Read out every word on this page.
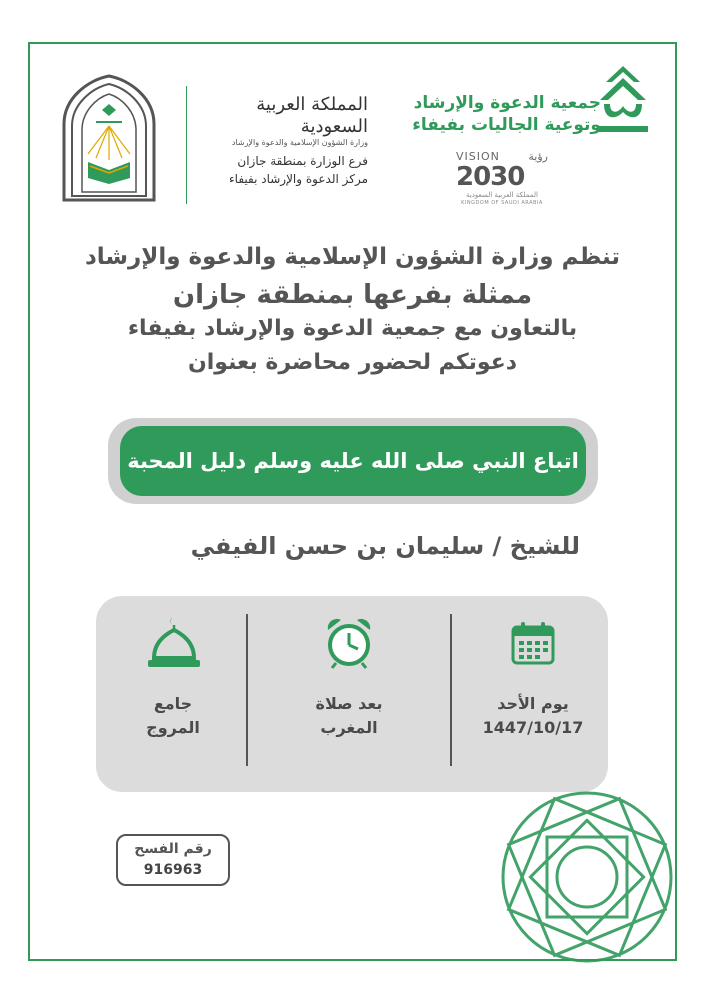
جمعية الدعوة والإرشاد
وتوعية الجاليات بفيفاء
VISION	رؤية
2030
المملكة العربية السعودية
KINGDOM OF SAUDI ARABIA
المملكة العربية السعودية
وزارة الشؤون الإسلامية والدعوة والإرشاد
فرع الوزارة بمنطقة جازان
مركز الدعوة والإرشاد بفيفاء
تنظم وزارة الشؤون الإسلامية والدعوة والإرشاد
ممثلة بفرعها بمنطقة جازان
بالتعاون مع جمعية الدعوة والإرشاد بفيفاء
دعوتكم لحضور محاضرة بعنوان
اتباع النبي صلى الله عليه وسلم دليل المحبة
للشيخ / سليمان بن حسن الفيفي
يوم الأحد
1447/10/17
بعد صلاة
المغرب
جامع
المروج
رقم الفسح
916963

*GOAL*.
Copy out all the data exactly; skip the pictures.

*ANSWER BELOW*.
Read out every word on this page.
جمعية الدعوة والإرشاد
وتوعية الجاليات بفيفاء
VISION	رؤية
2030
المملكة العربية السعودية
KINGDOM OF SAUDI ARABIA
المملكة العربية السعودية
وزارة الشؤون الإسلامية والدعوة والإرشاد
فرع الوزارة بمنطقة جازان
مركز الدعوة والإرشاد بفيفاء
تنظم وزارة الشؤون الإسلامية والدعوة والإرشاد
ممثلة بفرعها بمنطقة جازان
بالتعاون مع جمعية الدعوة والإرشاد بفيفاء
دعوتكم لحضور محاضرة بعنوان
اتباع النبي صلى الله عليه وسلم دليل المحبة
للشيخ / سليمان بن حسن الفيفي
يوم الأحد
1447/10/17
بعد صلاة
المغرب
جامع
المروج
رقم الفسح
916963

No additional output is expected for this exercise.